* **Task brief**
Set the data down again, exactly as it reads, but without the pictures.

* **Dataset content**
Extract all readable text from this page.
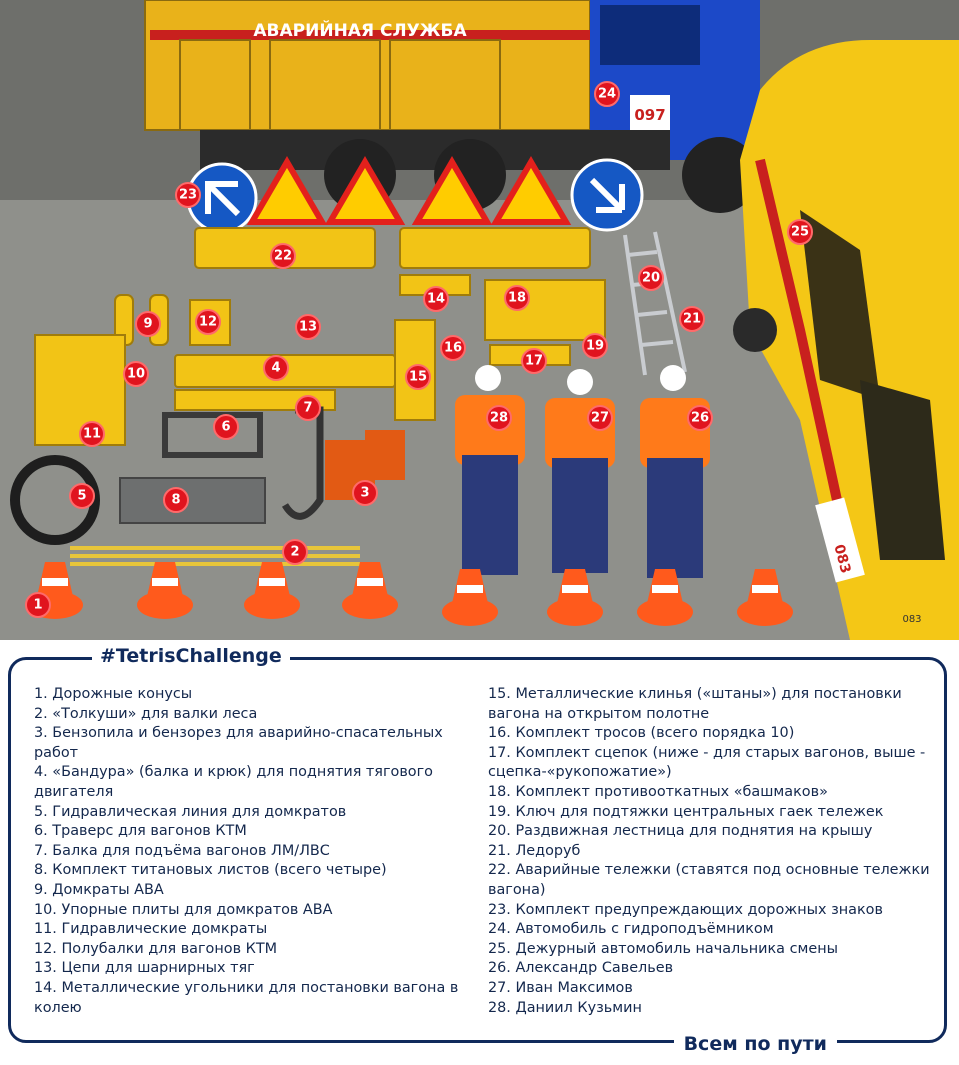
АВАРИЙНАЯ СЛУЖБА
097
083
083
1
2
3
4
5
6
7
8
9
10
11
12	13
14
15
16
17
18
19
20
21
22
23
24
25
26
27
28
#TetrisChallenge
1. Дорожные конусы
2. «Толкуши» для валки леса
3. Бензопила и бензорез для аварийно-спасательных работ
4. «Бандура» (балка и крюк) для поднятия тягового двигателя
5. Гидравлическая линия для домкратов
6. Траверс для вагонов КТМ
7. Балка для подъёма вагонов ЛМ/ЛВС
8. Комплект титановых листов (всего четыре)
9. Домкраты АВА
10. Упорные плиты для домкратов АВА
11. Гидравлические домкраты
12. Полубалки для вагонов КТМ
13. Цепи для шарнирных тяг
14. Металлические угольники для постановки вагона в колею
15. Металлические клинья («штаны») для постановки вагона на открытом полотне
16. Комплект тросов (всего порядка 10)
17. Комплект сцепок (ниже - для старых вагонов, выше - сцепка-«рукопожатие»)
18. Комплект противооткатных «башмаков»
19. Ключ для подтяжки центральных гаек тележек
20. Раздвижная лестница для поднятия на крышу
21. Ледоруб
22. Аварийные тележки (ставятся под основные тележки вагона)
23. Комплект предупреждающих дорожных знаков
24. Автомобиль с гидроподъёмником
25. Дежурный автомобиль начальника смены
26. Александр Савельев
27. Иван Максимов
28. Даниил Кузьмин
Всем по пути
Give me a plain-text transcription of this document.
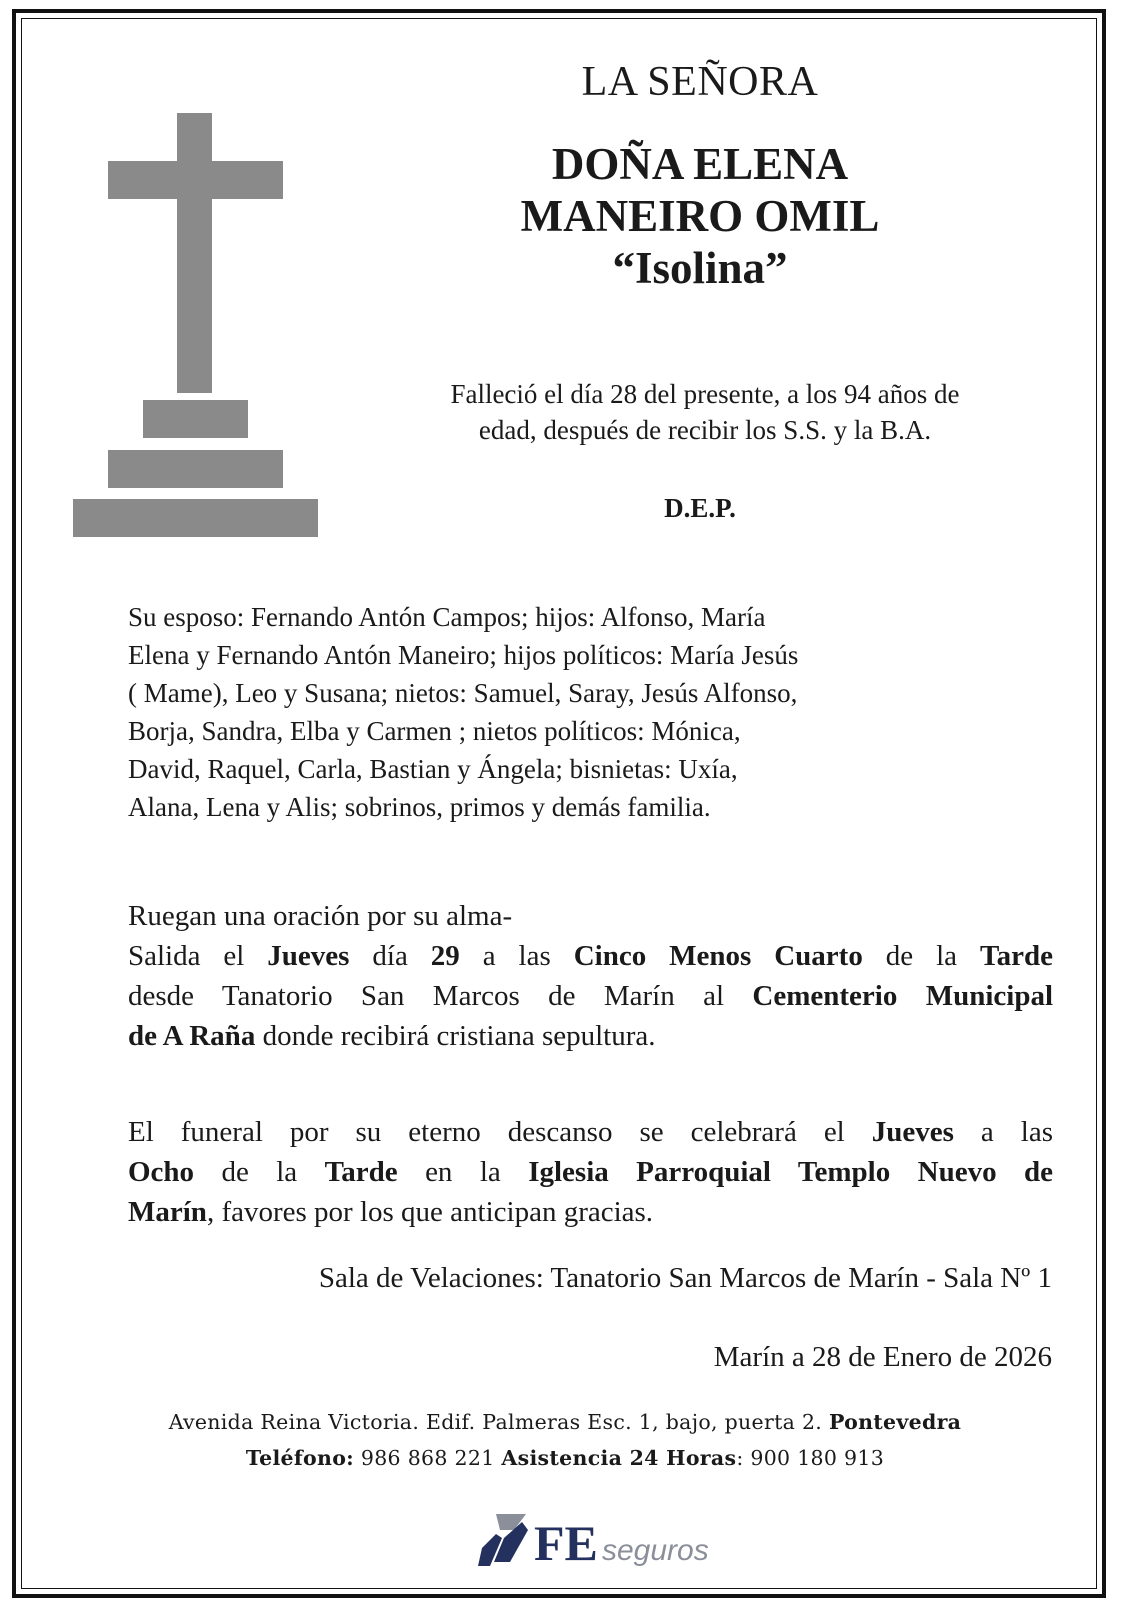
LA SEÑORA
DOÑA ELENA
MANEIRO OMIL
“Isolina”
Falleció el día 28 del presente, a los 94 años de
edad, después de recibir los S.S. y la B.A.
D.E.P.
Su esposo: Fernando Antón Campos; hijos: Alfonso, María
Elena y Fernando Antón Maneiro; hijos políticos: María Jesús
( Mame), Leo y Susana; nietos: Samuel, Saray, Jesús Alfonso,
Borja, Sandra, Elba y Carmen ; nietos políticos: Mónica,
David, Raquel, Carla, Bastian y Ángela; bisnietas: Uxía,
Alana, Lena y Alis; sobrinos, primos y demás familia.
Ruegan una oración por su alma-
Salida el Jueves día 29 a las Cinco Menos Cuarto de la Tarde
desde Tanatorio San Marcos de Marín al Cementerio Municipal
de A Raña donde recibirá cristiana sepultura.
El funeral por su eterno descanso se celebrará el Jueves a las
Ocho de la Tarde en la Iglesia Parroquial Templo Nuevo de
Marín, favores por los que anticipan gracias.
Sala de Velaciones: Tanatorio San Marcos de Marín - Sala Nº 1
Marín a 28 de Enero de 2026
Avenida Reina Victoria. Edif. Palmeras Esc. 1, bajo, puerta 2. Pontevedra
Teléfono: 986 868 221 Asistencia 24 Horas: 900 180 913
FE seguros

* **Result of this exercise**
Extract all readable text from this page.
АВАРИЙНАЯ СЛУЖБА
097
083
083
1
2
3
4
5
6
7
8
9
10
11
12	13
14
15
16
17
18
19
20
21
22
23
24
25
26
27
28
#TetrisChallenge
1. Дорожные конусы
2. «Толкуши» для валки леса
3. Бензопила и бензорез для аварийно-спасательных работ
4. «Бандура» (балка и крюк) для поднятия тягового двигателя
5. Гидравлическая линия для домкратов
6. Траверс для вагонов КТМ
7. Балка для подъёма вагонов ЛМ/ЛВС
8. Комплект титановых листов (всего четыре)
9. Домкраты АВА
10. Упорные плиты для домкратов АВА
11. Гидравлические домкраты
12. Полубалки для вагонов КТМ
13. Цепи для шарнирных тяг
14. Металлические угольники для постановки вагона в колею
15. Металлические клинья («штаны») для постановки вагона на открытом полотне
16. Комплект тросов (всего порядка 10)
17. Комплект сцепок (ниже - для старых вагонов, выше - сцепка-«рукопожатие»)
18. Комплект противооткатных «башмаков»
19. Ключ для подтяжки центральных гаек тележек
20. Раздвижная лестница для поднятия на крышу
21. Ледоруб
22. Аварийные тележки (ставятся под основные тележки вагона)
23. Комплект предупреждающих дорожных знаков
24. Автомобиль с гидроподъёмником
25. Дежурный автомобиль начальника смены
26. Александр Савельев
27. Иван Максимов
28. Даниил Кузьмин
Всем по пути
Give me a plain-text transcription of this document.
LA SEÑORA
DOÑA ELENA
MANEIRO OMIL
“Isolina”
Falleció el día 28 del presente, a los 94 años de
edad, después de recibir los S.S. y la B.A.
D.E.P.
Su esposo: Fernando Antón Campos; hijos: Alfonso, María
Elena y Fernando Antón Maneiro; hijos políticos: María Jesús
( Mame), Leo y Susana; nietos: Samuel, Saray, Jesús Alfonso,
Borja, Sandra, Elba y Carmen ; nietos políticos: Mónica,
David, Raquel, Carla, Bastian y Ángela; bisnietas: Uxía,
Alana, Lena y Alis; sobrinos, primos y demás familia.
Ruegan una oración por su alma-
Salida el Jueves día 29 a las Cinco Menos Cuarto de la Tarde
desde Tanatorio San Marcos de Marín al Cementerio Municipal
de A Raña donde recibirá cristiana sepultura.
El funeral por su eterno descanso se celebrará el Jueves a las
Ocho de la Tarde en la Iglesia Parroquial Templo Nuevo de
Marín, favores por los que anticipan gracias.
Sala de Velaciones: Tanatorio San Marcos de Marín - Sala Nº 1
Marín a 28 de Enero de 2026
Avenida Reina Victoria. Edif. Palmeras Esc. 1, bajo, puerta 2. Pontevedra
Teléfono: 986 868 221 Asistencia 24 Horas: 900 180 913
FE seguros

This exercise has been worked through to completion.